• [TO BE DONE]: Copy out verbatim the entries from the start of the data records up to and including the line that contains "314, 1737, 334]".

======== DATA ROWS

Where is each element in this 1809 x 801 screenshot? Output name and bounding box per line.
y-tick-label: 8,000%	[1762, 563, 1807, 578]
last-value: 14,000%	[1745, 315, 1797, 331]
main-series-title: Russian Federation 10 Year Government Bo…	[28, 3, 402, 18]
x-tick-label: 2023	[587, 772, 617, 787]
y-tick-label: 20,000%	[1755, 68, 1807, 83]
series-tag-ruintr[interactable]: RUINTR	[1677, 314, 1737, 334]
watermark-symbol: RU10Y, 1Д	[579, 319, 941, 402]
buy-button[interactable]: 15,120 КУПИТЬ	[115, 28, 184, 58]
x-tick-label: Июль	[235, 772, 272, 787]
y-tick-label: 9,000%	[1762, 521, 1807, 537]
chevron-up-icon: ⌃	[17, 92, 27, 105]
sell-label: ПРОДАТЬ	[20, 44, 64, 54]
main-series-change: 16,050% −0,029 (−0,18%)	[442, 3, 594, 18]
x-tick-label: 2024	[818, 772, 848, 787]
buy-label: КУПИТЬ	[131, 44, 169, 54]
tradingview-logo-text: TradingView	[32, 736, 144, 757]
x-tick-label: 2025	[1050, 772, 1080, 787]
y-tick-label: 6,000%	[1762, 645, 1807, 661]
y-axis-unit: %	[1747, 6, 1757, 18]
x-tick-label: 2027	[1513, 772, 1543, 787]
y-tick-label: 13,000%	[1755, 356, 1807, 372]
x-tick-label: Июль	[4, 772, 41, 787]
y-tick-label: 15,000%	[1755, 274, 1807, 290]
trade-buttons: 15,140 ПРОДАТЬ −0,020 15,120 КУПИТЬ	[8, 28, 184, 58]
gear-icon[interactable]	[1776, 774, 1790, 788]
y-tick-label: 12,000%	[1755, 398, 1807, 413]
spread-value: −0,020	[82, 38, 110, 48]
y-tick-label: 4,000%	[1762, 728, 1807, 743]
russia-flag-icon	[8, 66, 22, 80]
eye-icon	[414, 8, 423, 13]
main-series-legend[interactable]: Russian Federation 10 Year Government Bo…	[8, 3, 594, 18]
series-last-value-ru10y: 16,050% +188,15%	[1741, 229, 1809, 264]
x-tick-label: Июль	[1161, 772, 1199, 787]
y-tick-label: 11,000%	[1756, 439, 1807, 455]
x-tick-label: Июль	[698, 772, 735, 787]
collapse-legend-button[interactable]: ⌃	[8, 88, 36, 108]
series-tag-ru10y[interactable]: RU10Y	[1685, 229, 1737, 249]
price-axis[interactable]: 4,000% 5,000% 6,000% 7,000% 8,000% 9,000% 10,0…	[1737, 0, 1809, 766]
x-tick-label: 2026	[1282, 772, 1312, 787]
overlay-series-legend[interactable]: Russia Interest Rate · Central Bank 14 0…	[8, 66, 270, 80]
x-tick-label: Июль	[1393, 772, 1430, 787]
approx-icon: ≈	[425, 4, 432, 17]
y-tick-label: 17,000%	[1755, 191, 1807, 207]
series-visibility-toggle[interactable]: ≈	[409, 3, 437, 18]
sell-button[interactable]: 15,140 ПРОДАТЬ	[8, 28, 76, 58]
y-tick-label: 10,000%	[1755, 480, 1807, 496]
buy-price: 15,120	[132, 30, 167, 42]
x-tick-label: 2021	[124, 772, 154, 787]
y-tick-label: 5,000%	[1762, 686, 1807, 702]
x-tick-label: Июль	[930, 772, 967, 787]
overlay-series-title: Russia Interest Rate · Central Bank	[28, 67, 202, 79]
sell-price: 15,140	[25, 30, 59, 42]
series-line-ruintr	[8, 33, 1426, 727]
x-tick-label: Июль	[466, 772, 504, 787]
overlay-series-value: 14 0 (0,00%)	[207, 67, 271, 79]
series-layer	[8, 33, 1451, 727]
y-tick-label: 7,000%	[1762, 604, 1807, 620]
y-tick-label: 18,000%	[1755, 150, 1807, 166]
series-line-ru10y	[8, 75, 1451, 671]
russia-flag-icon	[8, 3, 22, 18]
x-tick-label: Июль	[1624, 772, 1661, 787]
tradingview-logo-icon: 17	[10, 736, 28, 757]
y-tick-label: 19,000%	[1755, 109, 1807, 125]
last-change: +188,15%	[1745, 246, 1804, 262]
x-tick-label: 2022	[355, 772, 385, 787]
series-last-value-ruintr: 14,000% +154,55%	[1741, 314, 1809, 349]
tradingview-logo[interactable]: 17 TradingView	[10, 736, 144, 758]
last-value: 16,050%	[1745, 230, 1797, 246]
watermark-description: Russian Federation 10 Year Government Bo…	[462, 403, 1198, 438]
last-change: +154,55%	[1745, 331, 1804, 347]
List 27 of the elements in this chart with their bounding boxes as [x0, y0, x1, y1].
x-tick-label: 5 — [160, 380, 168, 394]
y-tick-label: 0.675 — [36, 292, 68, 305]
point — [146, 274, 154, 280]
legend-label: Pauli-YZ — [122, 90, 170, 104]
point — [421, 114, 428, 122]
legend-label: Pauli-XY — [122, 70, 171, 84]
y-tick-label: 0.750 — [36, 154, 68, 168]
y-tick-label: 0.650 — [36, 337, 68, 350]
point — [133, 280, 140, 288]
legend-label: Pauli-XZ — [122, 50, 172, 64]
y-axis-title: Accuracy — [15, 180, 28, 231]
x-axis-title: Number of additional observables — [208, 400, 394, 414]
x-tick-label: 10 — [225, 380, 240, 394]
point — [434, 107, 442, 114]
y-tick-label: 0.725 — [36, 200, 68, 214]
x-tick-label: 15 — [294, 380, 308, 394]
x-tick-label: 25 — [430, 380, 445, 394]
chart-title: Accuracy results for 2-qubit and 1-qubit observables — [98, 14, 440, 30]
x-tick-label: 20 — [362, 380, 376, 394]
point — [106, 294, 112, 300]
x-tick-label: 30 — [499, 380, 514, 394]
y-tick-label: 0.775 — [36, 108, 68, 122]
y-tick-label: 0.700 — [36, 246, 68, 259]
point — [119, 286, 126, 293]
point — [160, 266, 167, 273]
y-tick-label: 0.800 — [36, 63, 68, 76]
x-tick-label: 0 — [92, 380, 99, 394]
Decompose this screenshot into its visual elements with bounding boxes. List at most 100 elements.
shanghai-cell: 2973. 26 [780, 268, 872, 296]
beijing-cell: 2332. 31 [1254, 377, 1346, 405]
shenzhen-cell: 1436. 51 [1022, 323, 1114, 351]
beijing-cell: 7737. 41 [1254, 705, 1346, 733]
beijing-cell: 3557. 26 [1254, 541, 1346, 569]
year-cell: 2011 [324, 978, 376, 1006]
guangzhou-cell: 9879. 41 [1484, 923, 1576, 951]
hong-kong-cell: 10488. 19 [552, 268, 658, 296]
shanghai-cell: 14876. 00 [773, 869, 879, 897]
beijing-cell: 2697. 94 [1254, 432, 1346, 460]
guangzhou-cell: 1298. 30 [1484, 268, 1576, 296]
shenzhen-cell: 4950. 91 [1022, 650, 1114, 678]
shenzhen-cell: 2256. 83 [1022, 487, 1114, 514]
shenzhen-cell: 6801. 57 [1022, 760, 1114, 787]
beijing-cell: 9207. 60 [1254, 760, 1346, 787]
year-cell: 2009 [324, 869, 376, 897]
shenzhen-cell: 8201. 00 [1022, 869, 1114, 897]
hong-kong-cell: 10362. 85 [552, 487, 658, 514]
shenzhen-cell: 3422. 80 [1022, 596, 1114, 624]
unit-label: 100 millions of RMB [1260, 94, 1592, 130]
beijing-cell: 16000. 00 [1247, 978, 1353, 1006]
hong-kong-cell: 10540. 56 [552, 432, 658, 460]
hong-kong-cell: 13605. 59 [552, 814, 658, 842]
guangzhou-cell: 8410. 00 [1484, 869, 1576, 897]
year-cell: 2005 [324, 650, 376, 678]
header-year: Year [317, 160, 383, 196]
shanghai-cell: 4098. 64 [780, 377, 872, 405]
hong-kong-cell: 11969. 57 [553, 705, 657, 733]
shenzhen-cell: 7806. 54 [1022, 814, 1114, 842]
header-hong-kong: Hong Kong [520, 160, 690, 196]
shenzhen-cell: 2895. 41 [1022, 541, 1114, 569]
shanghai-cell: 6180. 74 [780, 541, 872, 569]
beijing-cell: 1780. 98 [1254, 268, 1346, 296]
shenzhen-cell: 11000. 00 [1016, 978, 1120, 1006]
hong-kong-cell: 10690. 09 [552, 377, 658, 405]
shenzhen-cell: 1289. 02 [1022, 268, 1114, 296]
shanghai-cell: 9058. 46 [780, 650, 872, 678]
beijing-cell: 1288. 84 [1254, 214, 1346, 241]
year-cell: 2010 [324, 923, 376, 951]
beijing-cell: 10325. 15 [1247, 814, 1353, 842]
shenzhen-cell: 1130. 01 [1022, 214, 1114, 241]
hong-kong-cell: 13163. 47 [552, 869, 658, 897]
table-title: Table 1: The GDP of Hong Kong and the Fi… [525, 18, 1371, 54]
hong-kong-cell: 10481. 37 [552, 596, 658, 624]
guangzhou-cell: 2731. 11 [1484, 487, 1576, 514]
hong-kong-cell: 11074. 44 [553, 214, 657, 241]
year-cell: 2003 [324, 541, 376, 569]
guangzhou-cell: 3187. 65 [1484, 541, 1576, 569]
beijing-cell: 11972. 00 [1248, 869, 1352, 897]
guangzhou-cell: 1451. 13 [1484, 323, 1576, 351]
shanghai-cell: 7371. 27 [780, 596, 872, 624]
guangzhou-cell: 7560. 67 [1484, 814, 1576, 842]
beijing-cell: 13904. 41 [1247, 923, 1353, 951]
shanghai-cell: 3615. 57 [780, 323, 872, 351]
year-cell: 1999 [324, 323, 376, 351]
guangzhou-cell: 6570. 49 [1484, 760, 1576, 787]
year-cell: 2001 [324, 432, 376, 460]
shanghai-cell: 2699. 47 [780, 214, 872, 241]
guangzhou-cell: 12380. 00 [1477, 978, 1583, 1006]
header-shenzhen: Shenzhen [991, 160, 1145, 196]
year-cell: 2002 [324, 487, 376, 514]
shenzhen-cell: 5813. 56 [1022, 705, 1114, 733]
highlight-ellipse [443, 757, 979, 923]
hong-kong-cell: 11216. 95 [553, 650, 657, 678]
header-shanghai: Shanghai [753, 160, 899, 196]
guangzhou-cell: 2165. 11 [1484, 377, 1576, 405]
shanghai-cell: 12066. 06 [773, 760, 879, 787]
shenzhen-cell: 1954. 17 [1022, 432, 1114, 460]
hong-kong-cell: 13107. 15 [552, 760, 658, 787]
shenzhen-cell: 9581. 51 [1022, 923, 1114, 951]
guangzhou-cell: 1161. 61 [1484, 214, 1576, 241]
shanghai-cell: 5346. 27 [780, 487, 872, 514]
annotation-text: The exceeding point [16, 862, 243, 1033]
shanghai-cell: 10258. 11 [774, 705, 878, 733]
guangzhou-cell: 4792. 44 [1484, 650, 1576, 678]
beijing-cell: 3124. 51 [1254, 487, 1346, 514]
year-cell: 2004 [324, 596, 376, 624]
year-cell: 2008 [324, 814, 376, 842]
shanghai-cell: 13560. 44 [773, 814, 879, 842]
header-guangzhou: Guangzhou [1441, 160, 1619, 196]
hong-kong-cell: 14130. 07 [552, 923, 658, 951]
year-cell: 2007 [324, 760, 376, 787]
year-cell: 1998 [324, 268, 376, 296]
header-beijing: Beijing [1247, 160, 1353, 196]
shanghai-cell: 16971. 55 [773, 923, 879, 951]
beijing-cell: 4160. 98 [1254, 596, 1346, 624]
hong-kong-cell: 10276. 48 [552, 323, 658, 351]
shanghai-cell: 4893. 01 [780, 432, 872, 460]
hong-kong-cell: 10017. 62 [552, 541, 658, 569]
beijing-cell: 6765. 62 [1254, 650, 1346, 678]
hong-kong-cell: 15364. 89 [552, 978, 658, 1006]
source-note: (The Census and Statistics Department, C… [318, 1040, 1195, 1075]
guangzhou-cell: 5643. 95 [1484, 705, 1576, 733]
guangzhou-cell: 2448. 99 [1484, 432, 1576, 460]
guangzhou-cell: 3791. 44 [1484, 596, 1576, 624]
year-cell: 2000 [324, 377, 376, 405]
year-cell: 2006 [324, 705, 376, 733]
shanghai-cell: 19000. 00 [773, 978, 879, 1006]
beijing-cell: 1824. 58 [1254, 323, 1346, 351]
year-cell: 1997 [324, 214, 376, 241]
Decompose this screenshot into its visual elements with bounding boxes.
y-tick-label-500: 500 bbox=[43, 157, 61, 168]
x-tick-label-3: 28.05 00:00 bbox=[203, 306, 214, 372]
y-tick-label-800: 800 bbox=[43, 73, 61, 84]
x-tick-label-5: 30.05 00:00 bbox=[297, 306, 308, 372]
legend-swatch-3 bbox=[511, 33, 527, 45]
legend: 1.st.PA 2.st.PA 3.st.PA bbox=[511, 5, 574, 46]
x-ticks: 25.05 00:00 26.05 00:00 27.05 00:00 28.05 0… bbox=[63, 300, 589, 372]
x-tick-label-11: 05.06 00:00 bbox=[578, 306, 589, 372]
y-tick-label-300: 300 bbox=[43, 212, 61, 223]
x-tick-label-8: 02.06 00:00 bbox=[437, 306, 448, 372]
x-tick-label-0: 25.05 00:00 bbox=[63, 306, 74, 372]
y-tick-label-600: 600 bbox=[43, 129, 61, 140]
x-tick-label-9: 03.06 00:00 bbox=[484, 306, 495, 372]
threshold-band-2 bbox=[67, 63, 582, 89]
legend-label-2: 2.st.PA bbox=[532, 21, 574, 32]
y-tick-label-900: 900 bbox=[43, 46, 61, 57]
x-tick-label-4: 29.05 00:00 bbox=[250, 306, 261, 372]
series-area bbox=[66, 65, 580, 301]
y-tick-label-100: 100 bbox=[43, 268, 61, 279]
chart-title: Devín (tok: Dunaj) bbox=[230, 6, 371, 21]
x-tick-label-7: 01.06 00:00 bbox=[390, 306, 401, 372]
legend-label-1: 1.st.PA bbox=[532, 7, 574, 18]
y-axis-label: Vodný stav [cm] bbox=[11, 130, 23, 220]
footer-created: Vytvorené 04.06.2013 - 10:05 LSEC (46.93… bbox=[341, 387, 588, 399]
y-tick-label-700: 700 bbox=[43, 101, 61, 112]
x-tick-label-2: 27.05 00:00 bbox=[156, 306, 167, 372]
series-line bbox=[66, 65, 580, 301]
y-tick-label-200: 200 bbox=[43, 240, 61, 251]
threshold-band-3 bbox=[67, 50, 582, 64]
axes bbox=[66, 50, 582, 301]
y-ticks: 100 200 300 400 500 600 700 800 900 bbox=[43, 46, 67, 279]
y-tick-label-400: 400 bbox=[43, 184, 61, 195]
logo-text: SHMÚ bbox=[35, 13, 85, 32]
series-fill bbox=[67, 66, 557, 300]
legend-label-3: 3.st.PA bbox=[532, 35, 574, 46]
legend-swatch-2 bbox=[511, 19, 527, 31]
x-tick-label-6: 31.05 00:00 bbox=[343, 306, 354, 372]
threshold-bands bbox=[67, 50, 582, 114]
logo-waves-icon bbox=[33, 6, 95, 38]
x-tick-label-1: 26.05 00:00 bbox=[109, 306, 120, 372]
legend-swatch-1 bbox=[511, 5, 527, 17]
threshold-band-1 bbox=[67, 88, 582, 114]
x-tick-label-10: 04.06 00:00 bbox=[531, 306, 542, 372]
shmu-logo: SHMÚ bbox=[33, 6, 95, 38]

================

• [FINISHED TASK]:
Where is each element in this 1809 x 801 screenshot? Output name and bounding box per line.
y-tick-label: 8,000%	[1762, 563, 1807, 578]
last-value: 14,000%	[1745, 315, 1797, 331]
main-series-title: Russian Federation 10 Year Government Bo…	[28, 3, 402, 18]
x-tick-label: 2023	[587, 772, 617, 787]
y-tick-label: 20,000%	[1755, 68, 1807, 83]
series-tag-ruintr[interactable]: RUINTR	[1677, 314, 1737, 334]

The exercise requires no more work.